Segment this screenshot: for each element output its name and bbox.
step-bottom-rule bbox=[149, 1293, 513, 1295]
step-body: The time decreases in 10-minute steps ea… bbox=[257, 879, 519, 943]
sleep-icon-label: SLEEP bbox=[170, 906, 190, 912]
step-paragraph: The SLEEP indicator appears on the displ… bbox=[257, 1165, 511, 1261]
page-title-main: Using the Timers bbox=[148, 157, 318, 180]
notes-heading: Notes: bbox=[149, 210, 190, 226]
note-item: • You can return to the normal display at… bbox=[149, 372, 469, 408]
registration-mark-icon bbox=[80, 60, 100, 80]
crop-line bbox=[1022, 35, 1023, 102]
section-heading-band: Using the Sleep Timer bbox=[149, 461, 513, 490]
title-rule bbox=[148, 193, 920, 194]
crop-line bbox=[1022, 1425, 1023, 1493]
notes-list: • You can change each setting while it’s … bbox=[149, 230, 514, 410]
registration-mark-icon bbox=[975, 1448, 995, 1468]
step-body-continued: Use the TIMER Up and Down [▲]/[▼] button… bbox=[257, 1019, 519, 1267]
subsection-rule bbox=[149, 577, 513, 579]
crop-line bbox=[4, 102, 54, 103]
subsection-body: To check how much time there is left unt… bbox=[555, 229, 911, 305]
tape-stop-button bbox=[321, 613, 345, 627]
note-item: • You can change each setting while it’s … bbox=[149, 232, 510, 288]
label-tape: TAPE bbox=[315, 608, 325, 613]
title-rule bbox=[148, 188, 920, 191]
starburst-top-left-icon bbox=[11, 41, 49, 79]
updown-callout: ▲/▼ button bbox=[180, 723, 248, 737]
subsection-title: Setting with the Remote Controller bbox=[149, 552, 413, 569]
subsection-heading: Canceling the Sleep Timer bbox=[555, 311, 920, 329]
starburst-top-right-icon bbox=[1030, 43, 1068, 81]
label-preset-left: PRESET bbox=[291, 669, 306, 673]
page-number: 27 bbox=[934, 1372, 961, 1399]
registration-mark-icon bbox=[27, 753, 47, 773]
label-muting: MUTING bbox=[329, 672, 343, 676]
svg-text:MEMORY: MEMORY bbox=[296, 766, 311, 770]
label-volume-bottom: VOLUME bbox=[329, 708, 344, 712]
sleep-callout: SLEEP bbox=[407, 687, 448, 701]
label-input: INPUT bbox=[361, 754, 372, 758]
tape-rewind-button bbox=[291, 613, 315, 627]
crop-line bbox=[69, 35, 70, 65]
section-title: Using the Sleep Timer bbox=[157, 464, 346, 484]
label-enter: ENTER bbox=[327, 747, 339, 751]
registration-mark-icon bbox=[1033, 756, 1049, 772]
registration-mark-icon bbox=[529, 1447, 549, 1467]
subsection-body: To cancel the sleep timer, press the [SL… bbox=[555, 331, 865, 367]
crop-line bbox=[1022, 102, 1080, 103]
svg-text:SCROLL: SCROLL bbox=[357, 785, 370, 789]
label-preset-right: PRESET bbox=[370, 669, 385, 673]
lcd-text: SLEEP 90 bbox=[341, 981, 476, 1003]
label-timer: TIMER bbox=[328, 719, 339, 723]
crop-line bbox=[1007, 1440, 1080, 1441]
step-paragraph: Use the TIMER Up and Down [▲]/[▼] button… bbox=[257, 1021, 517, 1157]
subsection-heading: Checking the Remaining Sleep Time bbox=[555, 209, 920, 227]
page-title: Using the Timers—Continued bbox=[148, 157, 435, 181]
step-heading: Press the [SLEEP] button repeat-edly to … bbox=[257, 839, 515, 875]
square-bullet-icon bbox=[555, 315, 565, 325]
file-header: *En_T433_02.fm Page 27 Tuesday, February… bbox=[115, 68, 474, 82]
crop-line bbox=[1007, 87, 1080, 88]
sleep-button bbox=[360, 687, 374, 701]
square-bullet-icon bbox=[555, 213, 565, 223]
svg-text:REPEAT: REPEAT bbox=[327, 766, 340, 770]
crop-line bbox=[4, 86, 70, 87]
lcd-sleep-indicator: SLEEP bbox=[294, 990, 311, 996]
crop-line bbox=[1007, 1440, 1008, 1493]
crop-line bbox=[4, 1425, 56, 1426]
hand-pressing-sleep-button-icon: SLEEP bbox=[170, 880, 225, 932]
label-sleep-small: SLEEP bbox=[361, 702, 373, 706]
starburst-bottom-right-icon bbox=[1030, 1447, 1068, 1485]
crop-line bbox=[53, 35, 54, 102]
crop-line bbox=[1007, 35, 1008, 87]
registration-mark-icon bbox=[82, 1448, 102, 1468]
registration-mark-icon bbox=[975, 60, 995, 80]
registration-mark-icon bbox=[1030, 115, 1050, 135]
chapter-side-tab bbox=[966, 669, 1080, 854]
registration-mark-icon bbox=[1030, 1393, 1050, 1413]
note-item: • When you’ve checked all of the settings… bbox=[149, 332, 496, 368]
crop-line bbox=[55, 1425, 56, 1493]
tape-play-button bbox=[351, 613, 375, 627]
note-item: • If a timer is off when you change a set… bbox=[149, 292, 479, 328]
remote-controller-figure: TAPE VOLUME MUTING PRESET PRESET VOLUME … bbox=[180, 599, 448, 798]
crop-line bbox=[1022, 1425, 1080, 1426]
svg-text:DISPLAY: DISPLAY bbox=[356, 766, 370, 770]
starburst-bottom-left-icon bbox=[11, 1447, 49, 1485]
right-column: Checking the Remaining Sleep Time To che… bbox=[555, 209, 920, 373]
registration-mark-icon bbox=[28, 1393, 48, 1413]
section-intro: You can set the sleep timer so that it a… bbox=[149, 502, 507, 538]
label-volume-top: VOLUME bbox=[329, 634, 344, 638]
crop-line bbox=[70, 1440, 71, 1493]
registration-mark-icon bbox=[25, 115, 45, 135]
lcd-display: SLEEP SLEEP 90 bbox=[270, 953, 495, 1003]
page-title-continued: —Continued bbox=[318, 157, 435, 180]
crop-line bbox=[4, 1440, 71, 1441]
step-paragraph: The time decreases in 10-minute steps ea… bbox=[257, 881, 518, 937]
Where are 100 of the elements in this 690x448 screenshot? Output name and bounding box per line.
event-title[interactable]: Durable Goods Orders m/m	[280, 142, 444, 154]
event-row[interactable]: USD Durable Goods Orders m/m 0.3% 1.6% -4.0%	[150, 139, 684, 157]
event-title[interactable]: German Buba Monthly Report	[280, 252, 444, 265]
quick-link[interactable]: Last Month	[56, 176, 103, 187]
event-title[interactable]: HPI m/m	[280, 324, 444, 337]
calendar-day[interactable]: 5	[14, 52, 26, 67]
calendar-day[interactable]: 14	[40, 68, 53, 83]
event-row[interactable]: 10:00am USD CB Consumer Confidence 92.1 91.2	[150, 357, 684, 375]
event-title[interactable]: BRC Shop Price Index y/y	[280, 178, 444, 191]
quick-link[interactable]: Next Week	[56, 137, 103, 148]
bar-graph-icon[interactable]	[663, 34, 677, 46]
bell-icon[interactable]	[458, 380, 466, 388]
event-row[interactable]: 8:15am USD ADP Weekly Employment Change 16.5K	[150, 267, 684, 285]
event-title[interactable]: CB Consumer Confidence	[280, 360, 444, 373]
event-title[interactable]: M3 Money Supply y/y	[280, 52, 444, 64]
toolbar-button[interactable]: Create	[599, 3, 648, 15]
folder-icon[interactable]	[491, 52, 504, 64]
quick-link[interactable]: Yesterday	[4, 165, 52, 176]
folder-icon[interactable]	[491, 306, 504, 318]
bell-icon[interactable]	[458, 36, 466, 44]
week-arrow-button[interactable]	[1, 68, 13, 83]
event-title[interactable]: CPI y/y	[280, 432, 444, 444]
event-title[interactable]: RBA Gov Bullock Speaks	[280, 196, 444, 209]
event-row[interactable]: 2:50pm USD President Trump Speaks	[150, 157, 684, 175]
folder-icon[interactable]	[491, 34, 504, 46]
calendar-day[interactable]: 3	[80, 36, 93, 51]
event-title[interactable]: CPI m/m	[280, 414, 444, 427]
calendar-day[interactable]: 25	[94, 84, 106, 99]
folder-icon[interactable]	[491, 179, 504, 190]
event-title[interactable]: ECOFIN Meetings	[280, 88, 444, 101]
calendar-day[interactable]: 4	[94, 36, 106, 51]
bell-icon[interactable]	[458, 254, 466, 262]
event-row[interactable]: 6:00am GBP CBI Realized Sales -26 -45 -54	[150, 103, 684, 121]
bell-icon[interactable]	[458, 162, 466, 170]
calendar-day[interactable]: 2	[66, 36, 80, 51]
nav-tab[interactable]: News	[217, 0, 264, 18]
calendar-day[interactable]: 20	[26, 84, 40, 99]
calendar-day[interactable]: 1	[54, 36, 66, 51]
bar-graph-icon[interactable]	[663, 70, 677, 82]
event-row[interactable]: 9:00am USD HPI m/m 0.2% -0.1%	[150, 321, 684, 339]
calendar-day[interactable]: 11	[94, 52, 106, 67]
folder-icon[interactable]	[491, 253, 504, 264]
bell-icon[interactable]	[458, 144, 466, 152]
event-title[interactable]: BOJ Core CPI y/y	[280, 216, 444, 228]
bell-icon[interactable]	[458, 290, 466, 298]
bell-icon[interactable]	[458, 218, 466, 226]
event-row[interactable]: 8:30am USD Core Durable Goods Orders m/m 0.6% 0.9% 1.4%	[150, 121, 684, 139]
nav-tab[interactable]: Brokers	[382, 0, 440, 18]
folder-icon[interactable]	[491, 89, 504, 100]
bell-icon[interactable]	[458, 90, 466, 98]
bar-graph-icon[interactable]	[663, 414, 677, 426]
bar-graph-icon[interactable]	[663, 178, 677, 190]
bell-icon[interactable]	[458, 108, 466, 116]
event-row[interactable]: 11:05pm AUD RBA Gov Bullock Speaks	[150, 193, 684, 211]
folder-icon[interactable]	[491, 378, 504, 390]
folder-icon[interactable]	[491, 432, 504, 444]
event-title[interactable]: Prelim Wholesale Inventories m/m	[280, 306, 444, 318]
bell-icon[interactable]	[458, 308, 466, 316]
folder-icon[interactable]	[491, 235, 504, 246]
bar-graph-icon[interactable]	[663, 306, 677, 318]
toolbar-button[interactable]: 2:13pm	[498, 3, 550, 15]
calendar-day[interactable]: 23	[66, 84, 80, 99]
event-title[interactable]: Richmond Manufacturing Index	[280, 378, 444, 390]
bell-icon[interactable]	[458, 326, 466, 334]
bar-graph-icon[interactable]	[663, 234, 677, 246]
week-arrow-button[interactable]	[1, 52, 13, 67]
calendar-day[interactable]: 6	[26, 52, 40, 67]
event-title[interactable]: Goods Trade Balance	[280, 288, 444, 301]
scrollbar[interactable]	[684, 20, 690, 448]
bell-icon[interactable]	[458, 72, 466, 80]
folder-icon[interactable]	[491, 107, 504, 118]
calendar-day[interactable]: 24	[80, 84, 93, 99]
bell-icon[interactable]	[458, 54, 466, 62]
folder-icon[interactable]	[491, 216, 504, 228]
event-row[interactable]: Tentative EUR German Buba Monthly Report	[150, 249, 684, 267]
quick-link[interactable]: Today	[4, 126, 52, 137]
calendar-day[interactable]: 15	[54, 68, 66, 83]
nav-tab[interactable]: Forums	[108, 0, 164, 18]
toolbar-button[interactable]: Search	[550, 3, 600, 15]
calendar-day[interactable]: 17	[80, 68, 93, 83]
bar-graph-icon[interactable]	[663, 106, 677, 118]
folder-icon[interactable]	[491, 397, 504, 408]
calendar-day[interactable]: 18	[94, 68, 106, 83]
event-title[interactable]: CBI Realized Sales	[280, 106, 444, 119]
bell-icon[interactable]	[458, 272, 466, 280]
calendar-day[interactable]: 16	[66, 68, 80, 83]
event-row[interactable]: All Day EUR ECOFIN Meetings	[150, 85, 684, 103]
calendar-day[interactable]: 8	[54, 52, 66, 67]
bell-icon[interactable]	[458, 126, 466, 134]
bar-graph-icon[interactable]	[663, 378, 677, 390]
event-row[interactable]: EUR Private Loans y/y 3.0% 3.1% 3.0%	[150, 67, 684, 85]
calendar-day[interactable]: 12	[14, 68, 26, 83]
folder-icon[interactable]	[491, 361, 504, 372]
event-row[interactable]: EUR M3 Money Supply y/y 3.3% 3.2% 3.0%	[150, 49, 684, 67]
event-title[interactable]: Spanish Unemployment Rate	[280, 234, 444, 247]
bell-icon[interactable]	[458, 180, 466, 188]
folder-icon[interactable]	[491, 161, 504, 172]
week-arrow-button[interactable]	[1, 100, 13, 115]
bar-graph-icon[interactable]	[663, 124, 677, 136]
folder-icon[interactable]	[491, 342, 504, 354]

----

What you should do:
Copy out the material above word for word, from its first line through the line containing "label-tape: TAPE bbox=[315, 608, 325, 613]", including both of those lines.

Exercise output:
Segment this screenshot: for each element output its name and bbox.
step-bottom-rule bbox=[149, 1293, 513, 1295]
step-body: The time decreases in 10-minute steps ea… bbox=[257, 879, 519, 943]
sleep-icon-label: SLEEP bbox=[170, 906, 190, 912]
step-paragraph: The SLEEP indicator appears on the displ… bbox=[257, 1165, 511, 1261]
page-title-main: Using the Timers bbox=[148, 157, 318, 180]
notes-heading: Notes: bbox=[149, 210, 190, 226]
note-item: • You can return to the normal display at… bbox=[149, 372, 469, 408]
registration-mark-icon bbox=[80, 60, 100, 80]
crop-line bbox=[1022, 35, 1023, 102]
section-heading-band: Using the Sleep Timer bbox=[149, 461, 513, 490]
title-rule bbox=[148, 193, 920, 194]
crop-line bbox=[1022, 1425, 1023, 1493]
notes-list: • You can change each setting while it’s … bbox=[149, 230, 514, 410]
registration-mark-icon bbox=[975, 1448, 995, 1468]
step-body-continued: Use the TIMER Up and Down [▲]/[▼] button… bbox=[257, 1019, 519, 1267]
subsection-rule bbox=[149, 577, 513, 579]
crop-line bbox=[4, 102, 54, 103]
subsection-body: To check how much time there is left unt… bbox=[555, 229, 911, 305]
tape-stop-button bbox=[321, 613, 345, 627]
note-item: • You can change each setting while it’s … bbox=[149, 232, 510, 288]
label-tape: TAPE bbox=[315, 608, 325, 613]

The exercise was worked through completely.